(Figure data in JSON)
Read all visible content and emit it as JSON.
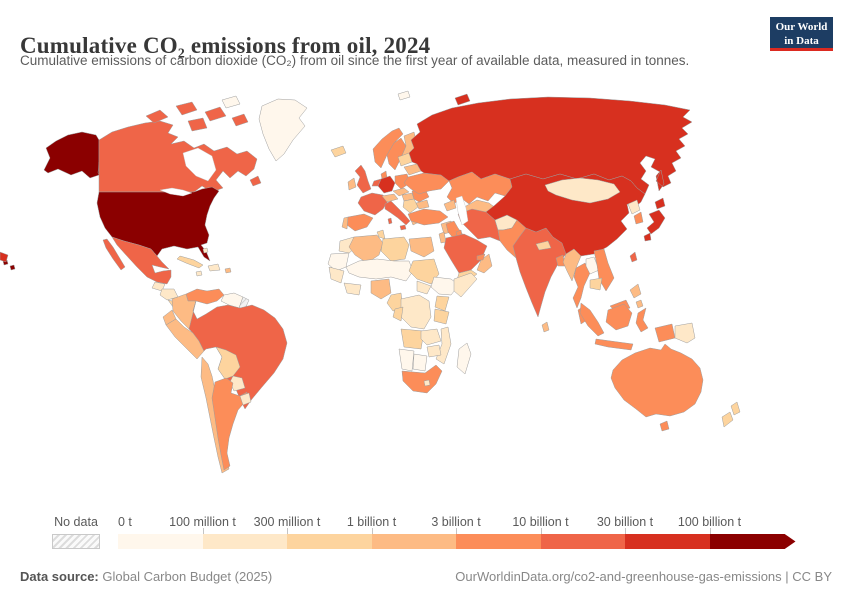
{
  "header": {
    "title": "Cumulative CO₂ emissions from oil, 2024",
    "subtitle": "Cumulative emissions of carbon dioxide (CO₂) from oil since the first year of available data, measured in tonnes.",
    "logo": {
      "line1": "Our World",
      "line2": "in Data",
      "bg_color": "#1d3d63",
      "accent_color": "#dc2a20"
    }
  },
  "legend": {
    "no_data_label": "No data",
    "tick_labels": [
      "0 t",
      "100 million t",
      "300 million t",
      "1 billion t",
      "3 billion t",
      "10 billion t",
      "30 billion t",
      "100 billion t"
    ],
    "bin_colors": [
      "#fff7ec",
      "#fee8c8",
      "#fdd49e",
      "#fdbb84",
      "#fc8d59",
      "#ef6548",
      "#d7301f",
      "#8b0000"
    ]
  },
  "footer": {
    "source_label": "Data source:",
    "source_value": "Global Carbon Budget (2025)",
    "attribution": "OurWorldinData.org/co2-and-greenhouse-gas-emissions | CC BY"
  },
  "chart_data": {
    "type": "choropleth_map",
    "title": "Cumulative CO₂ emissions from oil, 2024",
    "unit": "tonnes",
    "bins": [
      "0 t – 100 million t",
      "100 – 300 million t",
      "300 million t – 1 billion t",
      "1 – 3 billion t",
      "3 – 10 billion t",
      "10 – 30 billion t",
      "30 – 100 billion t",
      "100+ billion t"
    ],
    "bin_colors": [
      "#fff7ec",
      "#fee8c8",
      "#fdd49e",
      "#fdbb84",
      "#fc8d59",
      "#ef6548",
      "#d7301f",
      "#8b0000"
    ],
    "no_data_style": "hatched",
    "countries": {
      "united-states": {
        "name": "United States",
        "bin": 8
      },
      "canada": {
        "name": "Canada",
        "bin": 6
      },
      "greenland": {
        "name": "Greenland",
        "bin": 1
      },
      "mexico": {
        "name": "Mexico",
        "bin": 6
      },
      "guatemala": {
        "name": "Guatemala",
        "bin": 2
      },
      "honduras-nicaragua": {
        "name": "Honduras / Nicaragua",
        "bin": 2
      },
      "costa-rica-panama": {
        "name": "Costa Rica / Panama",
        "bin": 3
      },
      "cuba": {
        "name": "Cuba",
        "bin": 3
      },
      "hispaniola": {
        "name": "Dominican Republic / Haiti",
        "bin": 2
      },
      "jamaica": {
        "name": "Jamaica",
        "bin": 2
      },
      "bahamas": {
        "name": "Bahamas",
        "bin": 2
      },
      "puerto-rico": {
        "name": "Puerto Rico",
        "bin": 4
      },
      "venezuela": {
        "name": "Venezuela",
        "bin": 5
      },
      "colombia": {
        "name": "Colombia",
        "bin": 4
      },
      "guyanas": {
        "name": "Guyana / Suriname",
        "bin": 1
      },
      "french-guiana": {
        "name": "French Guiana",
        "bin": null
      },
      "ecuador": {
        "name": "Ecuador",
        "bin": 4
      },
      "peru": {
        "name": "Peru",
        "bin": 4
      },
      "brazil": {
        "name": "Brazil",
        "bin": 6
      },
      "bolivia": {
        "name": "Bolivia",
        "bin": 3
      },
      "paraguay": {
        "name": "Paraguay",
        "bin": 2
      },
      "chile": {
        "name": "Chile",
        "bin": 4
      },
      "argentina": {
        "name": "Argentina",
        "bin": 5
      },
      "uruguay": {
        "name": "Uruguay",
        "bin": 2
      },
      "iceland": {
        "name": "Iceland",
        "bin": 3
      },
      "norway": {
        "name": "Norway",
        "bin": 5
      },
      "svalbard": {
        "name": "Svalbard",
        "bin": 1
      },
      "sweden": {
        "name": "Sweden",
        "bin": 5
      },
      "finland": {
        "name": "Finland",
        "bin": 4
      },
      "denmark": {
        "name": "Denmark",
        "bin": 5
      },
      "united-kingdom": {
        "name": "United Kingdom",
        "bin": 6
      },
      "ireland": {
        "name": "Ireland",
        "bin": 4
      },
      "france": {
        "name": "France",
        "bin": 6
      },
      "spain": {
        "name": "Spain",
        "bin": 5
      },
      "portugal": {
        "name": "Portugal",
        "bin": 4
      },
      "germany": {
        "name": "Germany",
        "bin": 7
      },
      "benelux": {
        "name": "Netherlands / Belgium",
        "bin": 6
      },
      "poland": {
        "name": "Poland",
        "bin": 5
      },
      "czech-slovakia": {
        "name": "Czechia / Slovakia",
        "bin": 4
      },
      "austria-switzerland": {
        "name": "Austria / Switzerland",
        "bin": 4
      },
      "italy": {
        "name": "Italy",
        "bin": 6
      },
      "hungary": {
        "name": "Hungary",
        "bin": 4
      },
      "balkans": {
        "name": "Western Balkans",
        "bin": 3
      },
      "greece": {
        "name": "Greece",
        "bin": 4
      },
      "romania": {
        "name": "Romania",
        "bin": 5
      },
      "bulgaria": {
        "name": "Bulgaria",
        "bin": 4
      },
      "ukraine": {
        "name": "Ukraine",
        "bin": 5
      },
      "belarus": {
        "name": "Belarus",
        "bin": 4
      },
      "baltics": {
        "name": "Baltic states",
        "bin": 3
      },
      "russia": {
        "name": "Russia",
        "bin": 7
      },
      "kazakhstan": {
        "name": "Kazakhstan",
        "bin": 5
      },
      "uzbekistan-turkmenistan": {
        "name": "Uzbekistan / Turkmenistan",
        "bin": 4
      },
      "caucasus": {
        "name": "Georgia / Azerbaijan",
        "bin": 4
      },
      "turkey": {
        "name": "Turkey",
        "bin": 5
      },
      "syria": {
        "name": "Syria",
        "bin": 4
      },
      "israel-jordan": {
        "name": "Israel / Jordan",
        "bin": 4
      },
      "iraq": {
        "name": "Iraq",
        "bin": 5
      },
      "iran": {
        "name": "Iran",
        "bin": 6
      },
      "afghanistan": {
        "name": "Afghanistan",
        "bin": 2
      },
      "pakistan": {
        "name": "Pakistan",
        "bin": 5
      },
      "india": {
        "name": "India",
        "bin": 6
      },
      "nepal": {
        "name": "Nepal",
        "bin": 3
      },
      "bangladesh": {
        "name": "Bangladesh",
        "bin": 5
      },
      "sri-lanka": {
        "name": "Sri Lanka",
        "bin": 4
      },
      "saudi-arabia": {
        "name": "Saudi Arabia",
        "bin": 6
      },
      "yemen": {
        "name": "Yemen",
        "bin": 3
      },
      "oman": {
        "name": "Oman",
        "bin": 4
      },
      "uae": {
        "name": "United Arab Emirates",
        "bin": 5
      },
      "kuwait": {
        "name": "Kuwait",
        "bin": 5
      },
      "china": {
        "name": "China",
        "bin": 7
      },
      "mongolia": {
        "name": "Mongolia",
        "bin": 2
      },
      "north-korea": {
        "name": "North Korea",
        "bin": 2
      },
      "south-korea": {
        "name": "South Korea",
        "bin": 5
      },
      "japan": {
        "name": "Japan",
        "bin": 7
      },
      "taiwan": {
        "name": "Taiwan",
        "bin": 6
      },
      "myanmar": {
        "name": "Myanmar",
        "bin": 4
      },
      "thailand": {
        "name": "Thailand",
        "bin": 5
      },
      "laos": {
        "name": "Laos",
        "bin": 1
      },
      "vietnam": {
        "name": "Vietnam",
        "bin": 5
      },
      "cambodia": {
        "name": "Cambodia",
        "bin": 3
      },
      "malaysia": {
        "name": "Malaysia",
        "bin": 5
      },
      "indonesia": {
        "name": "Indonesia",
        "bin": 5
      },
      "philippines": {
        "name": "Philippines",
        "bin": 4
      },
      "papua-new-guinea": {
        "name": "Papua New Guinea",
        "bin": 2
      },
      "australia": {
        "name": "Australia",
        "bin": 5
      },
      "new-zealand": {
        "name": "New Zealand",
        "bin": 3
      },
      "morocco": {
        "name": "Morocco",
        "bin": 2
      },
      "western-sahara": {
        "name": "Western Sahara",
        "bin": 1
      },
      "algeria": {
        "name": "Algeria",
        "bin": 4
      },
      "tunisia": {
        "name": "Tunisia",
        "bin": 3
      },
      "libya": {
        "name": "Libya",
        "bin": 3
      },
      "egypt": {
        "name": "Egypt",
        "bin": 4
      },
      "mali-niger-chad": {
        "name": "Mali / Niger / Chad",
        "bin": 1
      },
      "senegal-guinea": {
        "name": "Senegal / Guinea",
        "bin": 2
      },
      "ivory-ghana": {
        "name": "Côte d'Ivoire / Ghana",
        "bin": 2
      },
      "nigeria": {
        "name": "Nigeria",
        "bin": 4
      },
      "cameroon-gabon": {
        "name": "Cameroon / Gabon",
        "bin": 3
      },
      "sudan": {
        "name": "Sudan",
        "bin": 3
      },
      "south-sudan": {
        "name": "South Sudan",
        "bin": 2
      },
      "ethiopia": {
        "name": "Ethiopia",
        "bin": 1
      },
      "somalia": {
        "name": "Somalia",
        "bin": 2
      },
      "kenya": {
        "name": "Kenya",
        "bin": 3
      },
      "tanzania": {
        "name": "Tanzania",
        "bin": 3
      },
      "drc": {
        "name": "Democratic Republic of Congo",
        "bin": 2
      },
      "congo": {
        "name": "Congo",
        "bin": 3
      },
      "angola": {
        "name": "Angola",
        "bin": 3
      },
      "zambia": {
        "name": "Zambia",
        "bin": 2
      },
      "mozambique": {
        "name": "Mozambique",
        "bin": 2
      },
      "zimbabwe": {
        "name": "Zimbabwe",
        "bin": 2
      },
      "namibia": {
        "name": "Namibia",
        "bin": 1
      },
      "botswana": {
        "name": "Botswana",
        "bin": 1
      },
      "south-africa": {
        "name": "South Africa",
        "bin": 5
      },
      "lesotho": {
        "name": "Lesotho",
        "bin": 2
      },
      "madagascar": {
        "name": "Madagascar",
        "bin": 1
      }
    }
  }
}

> **YOUR TASK**
Count how many lines in the data above hold the string "tonnes", and give the number with no other words.

> **RESPONSE TO THIS EXERCISE**
2